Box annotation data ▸
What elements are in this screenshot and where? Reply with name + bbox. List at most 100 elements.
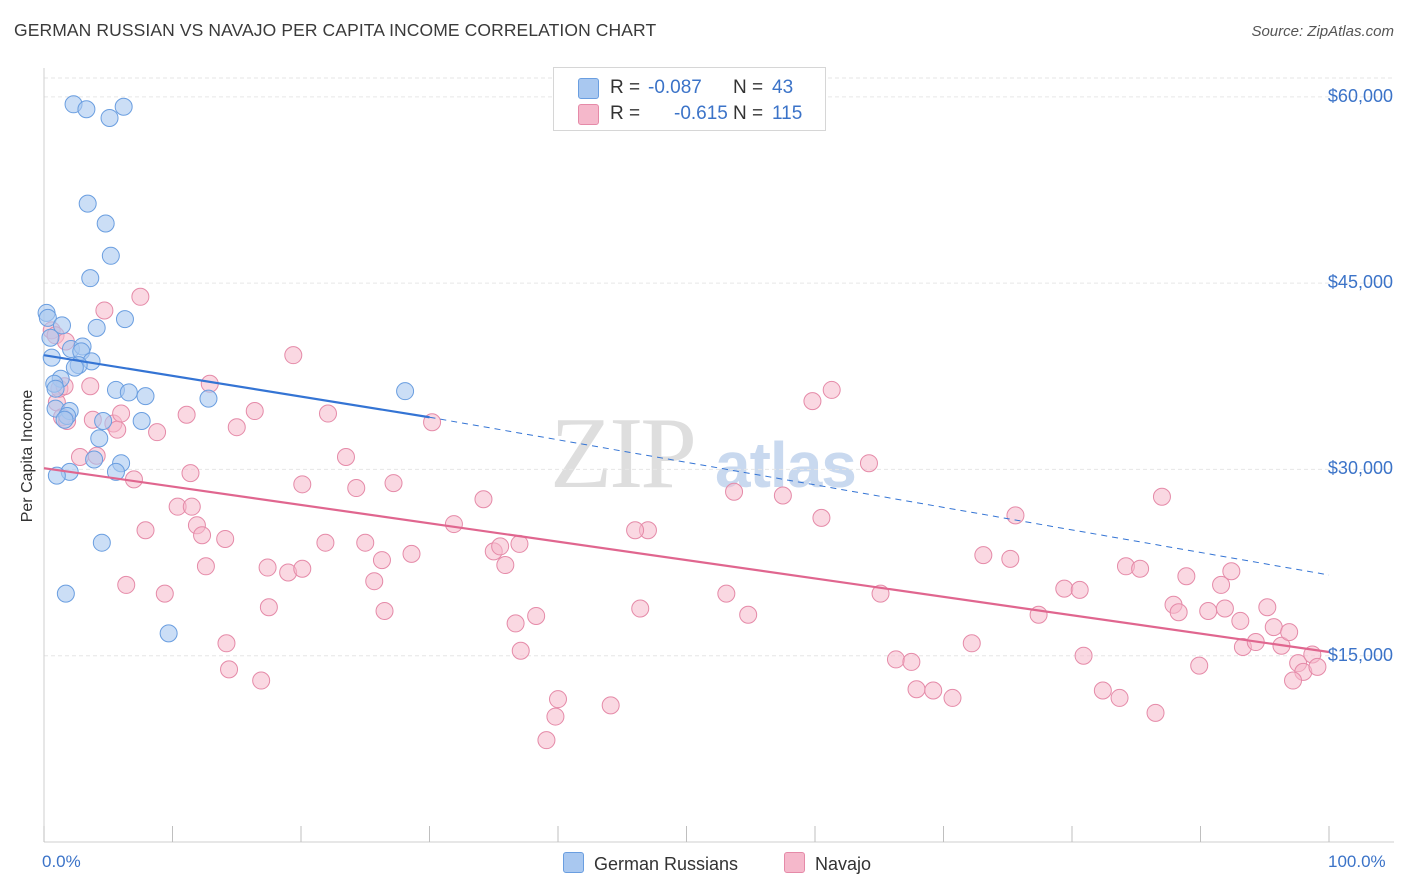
- legend-r-label: R =: [610, 77, 641, 98]
- navajo-point: [601, 696, 620, 715]
- german-russians-trendline: [43, 354, 430, 419]
- x-tick-label-max: 100.0%: [1328, 852, 1386, 871]
- legend-swatch-blue: [578, 78, 599, 99]
- navajo-point: [177, 405, 196, 424]
- navajo-point: [546, 707, 565, 726]
- navajo-point: [181, 464, 200, 483]
- navajo-point: [193, 526, 212, 545]
- german-russians-point: [38, 308, 57, 327]
- german-russians-point: [52, 316, 71, 335]
- navajo-point: [293, 475, 312, 494]
- navajo-point: [1177, 567, 1196, 586]
- german-russians-point: [77, 100, 96, 119]
- navajo-point: [1308, 657, 1327, 676]
- navajo-point: [537, 731, 556, 750]
- bottom-legend-swatch-pink: [784, 852, 805, 873]
- navajo-point: [245, 402, 264, 421]
- navajo-point: [1212, 575, 1231, 594]
- navajo-point: [974, 546, 993, 565]
- bottom-legend-label: German Russians: [594, 854, 739, 874]
- navajo-point: [220, 660, 239, 679]
- stats-legend: R = -0.087 N = 43 R = -0.615 N = 115: [553, 67, 826, 131]
- navajo-point: [1284, 671, 1303, 690]
- bottom-legend-swatch-blue: [563, 852, 584, 873]
- navajo-point: [136, 521, 155, 540]
- navajo-point: [1199, 602, 1218, 620]
- navajo-point: [1006, 506, 1025, 525]
- navajo-point: [1280, 623, 1299, 642]
- y-tick-label: $15,000: [1327, 644, 1393, 665]
- navajo-point: [117, 575, 136, 594]
- legend-r-label: R =: [610, 103, 641, 124]
- navajo-point: [95, 301, 114, 320]
- german-russians-trendline-extension: [429, 416, 1330, 576]
- german-russians-point: [56, 584, 75, 603]
- navajo-point: [496, 556, 515, 575]
- navajo-point: [1215, 599, 1234, 618]
- german-russians-point: [159, 624, 178, 643]
- navajo-point: [859, 454, 878, 473]
- navajo-point: [943, 688, 962, 707]
- navajo-point: [725, 482, 744, 501]
- navajo-point: [258, 558, 277, 577]
- bottom-legend-german-russians[interactable]: German Russians: [563, 852, 738, 875]
- navajo-point: [1231, 611, 1250, 630]
- chart-title: GERMAN RUSSIAN VS NAVAJO PER CAPITA INCO…: [14, 20, 657, 40]
- navajo-point: [886, 650, 905, 669]
- german-russians-point: [106, 462, 125, 481]
- navajo-point: [1131, 559, 1150, 578]
- navajo-point: [474, 490, 493, 509]
- bottom-legend-label: Navajo: [815, 854, 872, 874]
- navajo-point: [131, 287, 150, 306]
- navajo-point: [216, 529, 235, 548]
- navajo-point: [907, 680, 926, 699]
- german-russians-point: [87, 318, 106, 337]
- navajo-point: [527, 606, 546, 625]
- navajo-point: [506, 614, 525, 633]
- navajo-point: [1222, 562, 1241, 581]
- german-russians-point: [136, 387, 155, 406]
- legend-r-value: -0.087: [648, 77, 702, 98]
- navajo-point: [444, 515, 463, 534]
- navajo-point: [155, 584, 174, 603]
- navajo-point: [1258, 598, 1277, 617]
- navajo-point: [626, 521, 645, 540]
- navajo-point: [1169, 603, 1188, 622]
- navajo-point: [372, 551, 391, 570]
- navajo-point: [631, 599, 650, 618]
- y-tick-label: $30,000: [1327, 458, 1393, 479]
- navajo-point: [549, 690, 567, 709]
- german-russians-point: [90, 429, 109, 448]
- navajo-point: [1264, 618, 1283, 637]
- german-russians-point: [199, 389, 218, 408]
- german-russians-point: [119, 383, 138, 402]
- german-russians-point: [92, 533, 111, 552]
- navajo-point: [384, 474, 403, 493]
- navajo-point: [1055, 579, 1074, 598]
- bottom-legend-navajo[interactable]: Navajo: [784, 852, 871, 875]
- navajo-point: [962, 634, 981, 653]
- navajo-point: [148, 423, 167, 442]
- navajo-point: [803, 392, 822, 411]
- navajo-point: [1070, 580, 1089, 599]
- navajo-point: [924, 681, 943, 700]
- legend-n-label: N =: [733, 103, 764, 124]
- navajo-point: [347, 479, 366, 498]
- german-russians-point: [46, 379, 65, 398]
- german-russians-point: [41, 328, 60, 347]
- y-tick-label: $45,000: [1327, 272, 1393, 293]
- navajo-point: [375, 602, 394, 620]
- y-tick-label: $60,000: [1327, 85, 1393, 106]
- navajo-point: [112, 404, 131, 423]
- navajo-point: [902, 652, 921, 671]
- navajo-point: [1001, 549, 1020, 568]
- navajo-point: [822, 380, 841, 399]
- navajo-point: [356, 533, 375, 552]
- navajo-point: [739, 605, 758, 624]
- navajo-point: [196, 557, 215, 576]
- navajo-point: [318, 404, 337, 423]
- german-russians-point: [396, 382, 415, 401]
- legend-r-value: -0.615: [674, 103, 728, 124]
- navajo-point: [491, 537, 510, 556]
- german-russians-point: [85, 450, 104, 469]
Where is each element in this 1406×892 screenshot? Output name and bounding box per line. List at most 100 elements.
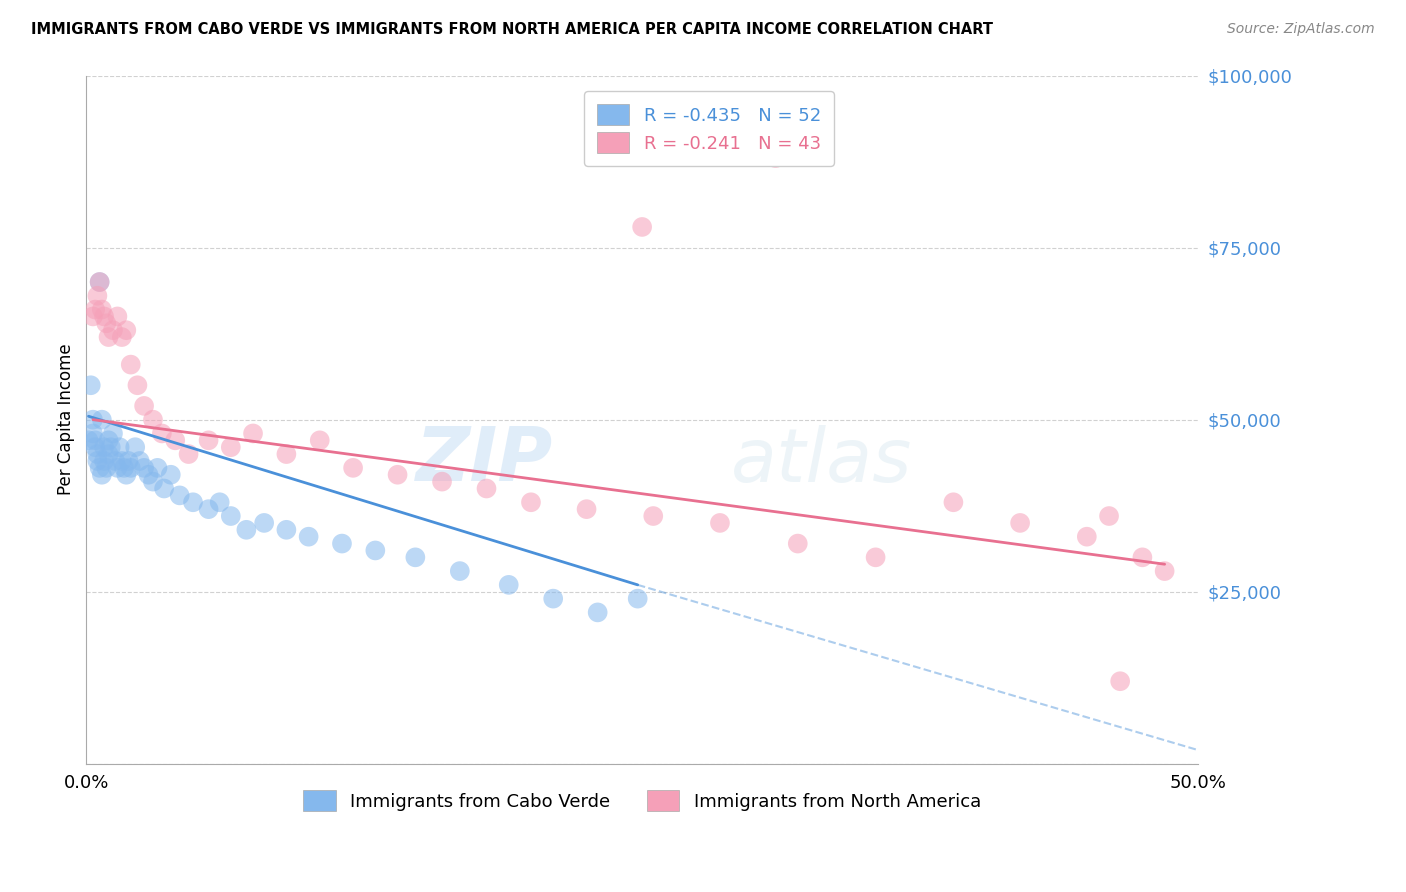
Text: Source: ZipAtlas.com: Source: ZipAtlas.com <box>1227 22 1375 37</box>
Point <box>107 310 129 324</box>
Point <box>117 454 139 468</box>
Point <box>97 434 120 448</box>
Point <box>627 591 650 606</box>
Point <box>1098 509 1121 524</box>
Point <box>100 440 122 454</box>
Point <box>153 482 176 496</box>
Text: atlas: atlas <box>731 425 912 497</box>
Point <box>86 447 108 461</box>
Point <box>575 502 598 516</box>
Point <box>82 426 104 441</box>
Point <box>709 516 731 530</box>
Point <box>541 591 564 606</box>
Point <box>112 460 135 475</box>
Point <box>169 488 191 502</box>
Point <box>84 440 107 454</box>
Point <box>150 426 173 441</box>
Text: ZIP: ZIP <box>416 425 553 498</box>
Point <box>97 447 120 461</box>
Point <box>82 310 104 324</box>
Point <box>77 434 100 448</box>
Point <box>159 467 181 482</box>
Point <box>107 460 129 475</box>
Point <box>197 502 219 516</box>
Point <box>643 509 665 524</box>
Y-axis label: Per Capita Income: Per Capita Income <box>58 343 75 495</box>
Point <box>132 399 155 413</box>
Point <box>82 412 104 426</box>
Point <box>101 426 124 441</box>
Point <box>197 434 219 448</box>
Point <box>1109 674 1132 689</box>
Point <box>89 275 111 289</box>
Point <box>146 460 169 475</box>
Point <box>124 440 146 454</box>
Point <box>177 447 200 461</box>
Point <box>111 454 134 468</box>
Point <box>115 467 138 482</box>
Point <box>298 530 321 544</box>
Point <box>520 495 543 509</box>
Point <box>208 495 231 509</box>
Point <box>93 454 115 468</box>
Point <box>276 523 298 537</box>
Point <box>364 543 387 558</box>
Point <box>475 482 498 496</box>
Point <box>84 302 107 317</box>
Point <box>449 564 471 578</box>
Point <box>93 310 115 324</box>
Point <box>181 495 204 509</box>
Point <box>404 550 426 565</box>
Point <box>219 440 242 454</box>
Point <box>97 330 120 344</box>
Point <box>96 460 118 475</box>
Point <box>127 378 149 392</box>
Point <box>84 434 107 448</box>
Point <box>1153 564 1175 578</box>
Point <box>115 323 138 337</box>
Point <box>138 467 160 482</box>
Point <box>120 460 142 475</box>
Point <box>942 495 965 509</box>
Point <box>90 302 112 317</box>
Point <box>387 467 409 482</box>
Point <box>165 434 187 448</box>
Point <box>108 440 131 454</box>
Point <box>86 454 108 468</box>
Point <box>142 412 165 426</box>
Point <box>865 550 887 565</box>
Point <box>219 509 242 524</box>
Point <box>276 447 298 461</box>
Point <box>142 475 165 489</box>
Point <box>330 536 353 550</box>
Point <box>1076 530 1098 544</box>
Legend: Immigrants from Cabo Verde, Immigrants from North America: Immigrants from Cabo Verde, Immigrants f… <box>291 778 994 823</box>
Point <box>80 378 103 392</box>
Point <box>786 536 808 550</box>
Point <box>89 275 111 289</box>
Point <box>498 578 520 592</box>
Point <box>631 219 654 234</box>
Point <box>111 330 134 344</box>
Point <box>242 426 264 441</box>
Text: IMMIGRANTS FROM CABO VERDE VS IMMIGRANTS FROM NORTH AMERICA PER CAPITA INCOME CO: IMMIGRANTS FROM CABO VERDE VS IMMIGRANTS… <box>31 22 993 37</box>
Point <box>430 475 453 489</box>
Point <box>132 460 155 475</box>
Point <box>765 151 787 165</box>
Point <box>128 454 150 468</box>
Point <box>101 323 124 337</box>
Point <box>86 289 108 303</box>
Point <box>104 454 127 468</box>
Point <box>342 460 364 475</box>
Point <box>235 523 257 537</box>
Point <box>120 358 142 372</box>
Point <box>1010 516 1032 530</box>
Point <box>93 440 115 454</box>
Point <box>96 316 118 330</box>
Point <box>90 467 112 482</box>
Point <box>308 434 330 448</box>
Point <box>253 516 276 530</box>
Point <box>89 460 111 475</box>
Point <box>90 412 112 426</box>
Point <box>586 606 609 620</box>
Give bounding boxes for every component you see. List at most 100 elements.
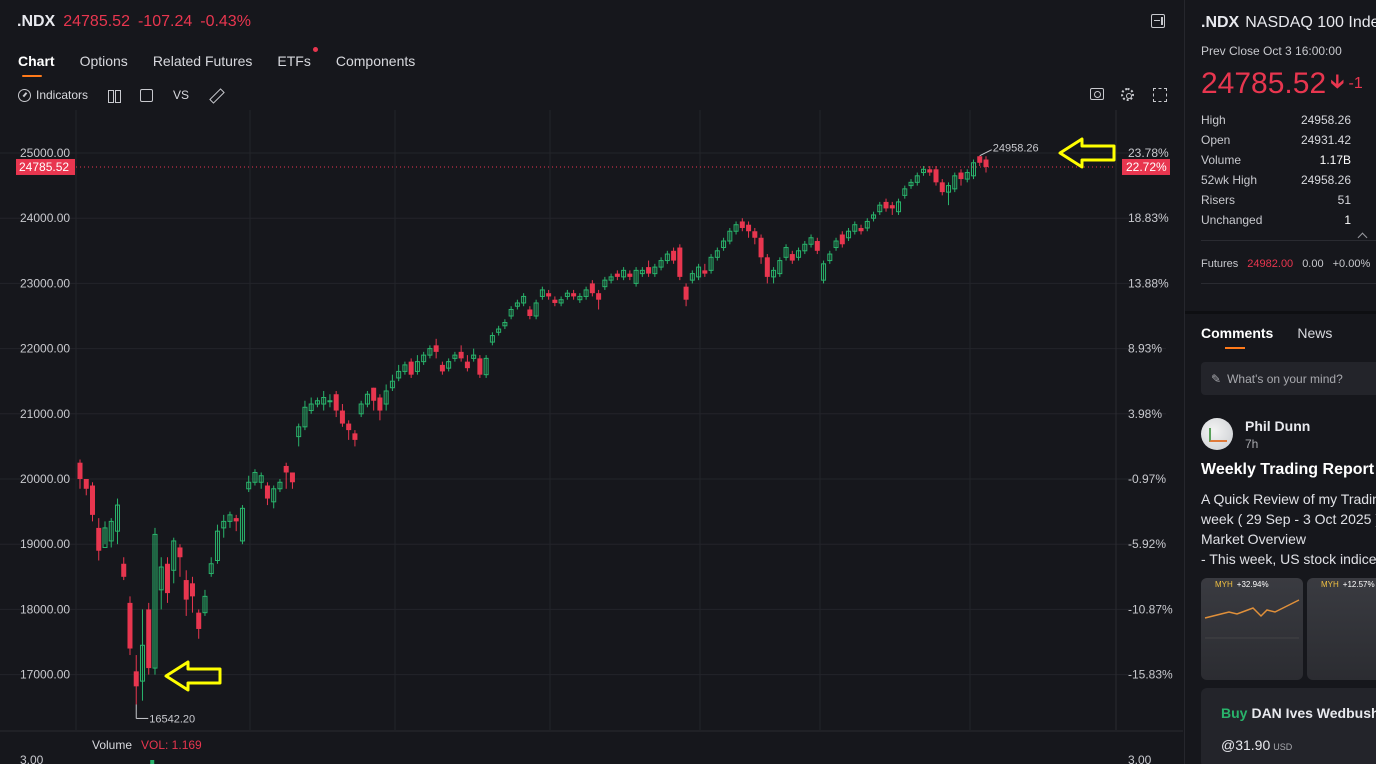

Direction ▸ Reproduce without alteration every line of the data from the line containing "Text: Source: ZipAtlas.com: Source: ZipAtlas.com" down to the line containing "Point <box>643 509 665 524</box>", both of those lines included.

Exercise answer ▸
Text: Source: ZipAtlas.com: Source: ZipAtlas.com <box>1227 22 1375 37</box>
Point <box>107 310 129 324</box>
Point <box>117 454 139 468</box>
Point <box>97 434 120 448</box>
Point <box>627 591 650 606</box>
Point <box>1098 509 1121 524</box>
Point <box>100 440 122 454</box>
Point <box>153 482 176 496</box>
Text: atlas: atlas <box>731 425 912 497</box>
Point <box>86 447 108 461</box>
Point <box>575 502 598 516</box>
Point <box>82 426 104 441</box>
Point <box>709 516 731 530</box>
Point <box>541 591 564 606</box>
Point <box>112 460 135 475</box>
Point <box>169 488 191 502</box>
Point <box>84 440 107 454</box>
Point <box>150 426 173 441</box>
Text: ZIP: ZIP <box>416 425 553 498</box>
Point <box>97 447 120 461</box>
Point <box>82 310 104 324</box>
Point <box>77 434 100 448</box>
Point <box>159 467 181 482</box>
Point <box>107 460 129 475</box>
Point <box>197 502 219 516</box>
Point <box>643 509 665 524</box>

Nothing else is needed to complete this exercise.